[Stored dataset items]
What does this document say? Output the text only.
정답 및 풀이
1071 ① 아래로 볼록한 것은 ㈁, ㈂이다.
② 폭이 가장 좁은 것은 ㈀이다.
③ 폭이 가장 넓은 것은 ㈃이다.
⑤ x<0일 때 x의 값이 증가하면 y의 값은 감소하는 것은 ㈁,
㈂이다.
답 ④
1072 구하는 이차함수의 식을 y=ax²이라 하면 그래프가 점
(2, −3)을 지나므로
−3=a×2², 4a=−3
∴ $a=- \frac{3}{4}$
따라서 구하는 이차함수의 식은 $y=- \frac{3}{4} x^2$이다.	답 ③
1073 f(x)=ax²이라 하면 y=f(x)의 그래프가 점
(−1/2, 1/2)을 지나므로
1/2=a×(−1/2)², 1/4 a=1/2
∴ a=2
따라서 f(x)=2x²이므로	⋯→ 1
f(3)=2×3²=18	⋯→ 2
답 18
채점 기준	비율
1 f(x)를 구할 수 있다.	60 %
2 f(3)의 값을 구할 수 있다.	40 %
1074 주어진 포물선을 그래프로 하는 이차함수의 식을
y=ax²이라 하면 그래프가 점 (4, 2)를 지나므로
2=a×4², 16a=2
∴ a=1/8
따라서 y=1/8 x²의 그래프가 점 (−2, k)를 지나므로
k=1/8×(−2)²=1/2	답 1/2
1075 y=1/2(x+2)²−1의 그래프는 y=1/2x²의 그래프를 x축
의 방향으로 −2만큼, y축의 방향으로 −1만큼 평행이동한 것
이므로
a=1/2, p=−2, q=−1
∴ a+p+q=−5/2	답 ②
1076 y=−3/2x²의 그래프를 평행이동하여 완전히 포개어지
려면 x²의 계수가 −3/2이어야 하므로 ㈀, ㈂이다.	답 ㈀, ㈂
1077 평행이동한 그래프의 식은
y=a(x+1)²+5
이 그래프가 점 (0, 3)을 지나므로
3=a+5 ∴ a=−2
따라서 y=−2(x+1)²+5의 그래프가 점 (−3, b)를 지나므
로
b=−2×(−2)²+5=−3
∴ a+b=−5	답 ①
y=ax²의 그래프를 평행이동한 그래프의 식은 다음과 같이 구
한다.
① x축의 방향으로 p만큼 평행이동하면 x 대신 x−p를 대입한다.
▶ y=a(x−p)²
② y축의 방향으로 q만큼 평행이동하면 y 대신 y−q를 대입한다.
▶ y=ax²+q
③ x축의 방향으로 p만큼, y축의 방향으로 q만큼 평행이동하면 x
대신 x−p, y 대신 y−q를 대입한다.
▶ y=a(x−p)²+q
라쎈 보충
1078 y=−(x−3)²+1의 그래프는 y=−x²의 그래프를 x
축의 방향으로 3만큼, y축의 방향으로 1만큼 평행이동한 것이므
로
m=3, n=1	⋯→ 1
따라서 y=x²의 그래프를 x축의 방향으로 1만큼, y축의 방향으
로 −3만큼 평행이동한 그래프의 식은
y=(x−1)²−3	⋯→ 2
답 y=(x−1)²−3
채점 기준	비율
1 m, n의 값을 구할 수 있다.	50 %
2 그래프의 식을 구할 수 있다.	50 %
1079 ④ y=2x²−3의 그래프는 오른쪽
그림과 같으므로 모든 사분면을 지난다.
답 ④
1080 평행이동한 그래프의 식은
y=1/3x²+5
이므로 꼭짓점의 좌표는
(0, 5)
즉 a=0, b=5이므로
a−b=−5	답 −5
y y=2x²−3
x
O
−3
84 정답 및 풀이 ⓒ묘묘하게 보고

Exercise task: Repeat every record, exactly as written.

Exercise answer:
What does this document say? Output the text only.
정답 및 풀이
1071 ① 아래로 볼록한 것은 ㈁, ㈂이다.
② 폭이 가장 좁은 것은 ㈀이다.
③ 폭이 가장 넓은 것은 ㈃이다.
⑤ x<0일 때 x의 값이 증가하면 y의 값은 감소하는 것은 ㈁,
㈂이다.
답 ④
1072 구하는 이차함수의 식을 y=ax²이라 하면 그래프가 점
(2, −3)을 지나므로
−3=a×2², 4a=−3
∴ $a=- \frac{3}{4}$
따라서 구하는 이차함수의 식은 $y=- \frac{3}{4} x^2$이다.	답 ③
1073 f(x)=ax²이라 하면 y=f(x)의 그래프가 점
(−1/2, 1/2)을 지나므로
1/2=a×(−1/2)², 1/4 a=1/2
∴ a=2
따라서 f(x)=2x²이므로	⋯→ 1
f(3)=2×3²=18	⋯→ 2
답 18
채점 기준	비율
1 f(x)를 구할 수 있다.	60 %
2 f(3)의 값을 구할 수 있다.	40 %
1074 주어진 포물선을 그래프로 하는 이차함수의 식을
y=ax²이라 하면 그래프가 점 (4, 2)를 지나므로
2=a×4², 16a=2
∴ a=1/8
따라서 y=1/8 x²의 그래프가 점 (−2, k)를 지나므로
k=1/8×(−2)²=1/2	답 1/2
1075 y=1/2(x+2)²−1의 그래프는 y=1/2x²의 그래프를 x축
의 방향으로 −2만큼, y축의 방향으로 −1만큼 평행이동한 것
이므로
a=1/2, p=−2, q=−1
∴ a+p+q=−5/2	답 ②
1076 y=−3/2x²의 그래프를 평행이동하여 완전히 포개어지
려면 x²의 계수가 −3/2이어야 하므로 ㈀, ㈂이다.	답 ㈀, ㈂
1077 평행이동한 그래프의 식은
y=a(x+1)²+5
이 그래프가 점 (0, 3)을 지나므로
3=a+5 ∴ a=−2
따라서 y=−2(x+1)²+5의 그래프가 점 (−3, b)를 지나므
로
b=−2×(−2)²+5=−3
∴ a+b=−5	답 ①
y=ax²의 그래프를 평행이동한 그래프의 식은 다음과 같이 구
한다.
① x축의 방향으로 p만큼 평행이동하면 x 대신 x−p를 대입한다.
▶ y=a(x−p)²
② y축의 방향으로 q만큼 평행이동하면 y 대신 y−q를 대입한다.
▶ y=ax²+q
③ x축의 방향으로 p만큼, y축의 방향으로 q만큼 평행이동하면 x
대신 x−p, y 대신 y−q를 대입한다.
▶ y=a(x−p)²+q
라쎈 보충
1078 y=−(x−3)²+1의 그래프는 y=−x²의 그래프를 x
축의 방향으로 3만큼, y축의 방향으로 1만큼 평행이동한 것이므
로
m=3, n=1	⋯→ 1
따라서 y=x²의 그래프를 x축의 방향으로 1만큼, y축의 방향으
로 −3만큼 평행이동한 그래프의 식은
y=(x−1)²−3	⋯→ 2
답 y=(x−1)²−3
채점 기준	비율
1 m, n의 값을 구할 수 있다.	50 %
2 그래프의 식을 구할 수 있다.	50 %
1079 ④ y=2x²−3의 그래프는 오른쪽
그림과 같으므로 모든 사분면을 지난다.
답 ④
1080 평행이동한 그래프의 식은
y=1/3x²+5
이므로 꼭짓점의 좌표는
(0, 5)
즉 a=0, b=5이므로
a−b=−5	답 −5
y y=2x²−3
x
O
−3
84 정답 및 풀이 ⓒ묘묘하게 보고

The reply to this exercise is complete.